Stored data:
--- Start ---

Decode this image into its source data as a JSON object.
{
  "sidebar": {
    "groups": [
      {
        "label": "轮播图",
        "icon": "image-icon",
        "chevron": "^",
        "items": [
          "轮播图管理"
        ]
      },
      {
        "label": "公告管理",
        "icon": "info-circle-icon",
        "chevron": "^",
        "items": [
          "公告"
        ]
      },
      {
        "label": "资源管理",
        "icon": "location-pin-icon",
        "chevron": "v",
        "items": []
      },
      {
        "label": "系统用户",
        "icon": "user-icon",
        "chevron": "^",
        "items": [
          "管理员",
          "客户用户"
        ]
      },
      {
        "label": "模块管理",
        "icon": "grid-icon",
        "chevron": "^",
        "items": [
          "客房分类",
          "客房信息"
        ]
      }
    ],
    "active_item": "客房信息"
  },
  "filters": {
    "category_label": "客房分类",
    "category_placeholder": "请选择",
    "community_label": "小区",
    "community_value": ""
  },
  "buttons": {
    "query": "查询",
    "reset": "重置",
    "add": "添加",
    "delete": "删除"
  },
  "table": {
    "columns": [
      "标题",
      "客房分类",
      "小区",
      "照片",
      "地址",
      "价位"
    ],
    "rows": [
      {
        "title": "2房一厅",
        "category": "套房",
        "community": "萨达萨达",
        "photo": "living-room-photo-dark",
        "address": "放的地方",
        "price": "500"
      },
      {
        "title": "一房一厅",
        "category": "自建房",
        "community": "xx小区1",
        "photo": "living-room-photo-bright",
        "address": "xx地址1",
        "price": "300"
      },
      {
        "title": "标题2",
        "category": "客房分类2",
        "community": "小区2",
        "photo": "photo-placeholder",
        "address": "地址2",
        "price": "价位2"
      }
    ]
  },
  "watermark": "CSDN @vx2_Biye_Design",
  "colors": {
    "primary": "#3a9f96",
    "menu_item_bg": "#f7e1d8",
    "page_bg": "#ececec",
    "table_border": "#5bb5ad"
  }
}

--- End ---

What you will do:
Exact output of every entry is required.

Solved exercise:
Decode this image into its source data as a JSON object.
{
  "sidebar": {
    "groups": [
      {
        "label": "轮播图",
        "icon": "image-icon",
        "chevron": "^",
        "items": [
          "轮播图管理"
        ]
      },
      {
        "label": "公告管理",
        "icon": "info-circle-icon",
        "chevron": "^",
        "items": [
          "公告"
        ]
      },
      {
        "label": "资源管理",
        "icon": "location-pin-icon",
        "chevron": "v",
        "items": []
      },
      {
        "label": "系统用户",
        "icon": "user-icon",
        "chevron": "^",
        "items": [
          "管理员",
          "客户用户"
        ]
      },
      {
        "label": "模块管理",
        "icon": "grid-icon",
        "chevron": "^",
        "items": [
          "客房分类",
          "客房信息"
        ]
      }
    ],
    "active_item": "客房信息"
  },
  "filters": {
    "category_label": "客房分类",
    "category_placeholder": "请选择",
    "community_label": "小区",
    "community_value": ""
  },
  "buttons": {
    "query": "查询",
    "reset": "重置",
    "add": "添加",
    "delete": "删除"
  },
  "table": {
    "columns": [
      "标题",
      "客房分类",
      "小区",
      "照片",
      "地址",
      "价位"
    ],
    "rows": [
      {
        "title": "2房一厅",
        "category": "套房",
        "community": "萨达萨达",
        "photo": "living-room-photo-dark",
        "address": "放的地方",
        "price": "500"
      },
      {
        "title": "一房一厅",
        "category": "自建房",
        "community": "xx小区1",
        "photo": "living-room-photo-bright",
        "address": "xx地址1",
        "price": "300"
      },
      {
        "title": "标题2",
        "category": "客房分类2",
        "community": "小区2",
        "photo": "photo-placeholder",
        "address": "地址2",
        "price": "价位2"
      }
    ]
  },
  "watermark": "CSDN @vx2_Biye_Design",
  "colors": {
    "primary": "#3a9f96",
    "menu_item_bg": "#f7e1d8",
    "page_bg": "#ececec",
    "table_border": "#5bb5ad"
  }
}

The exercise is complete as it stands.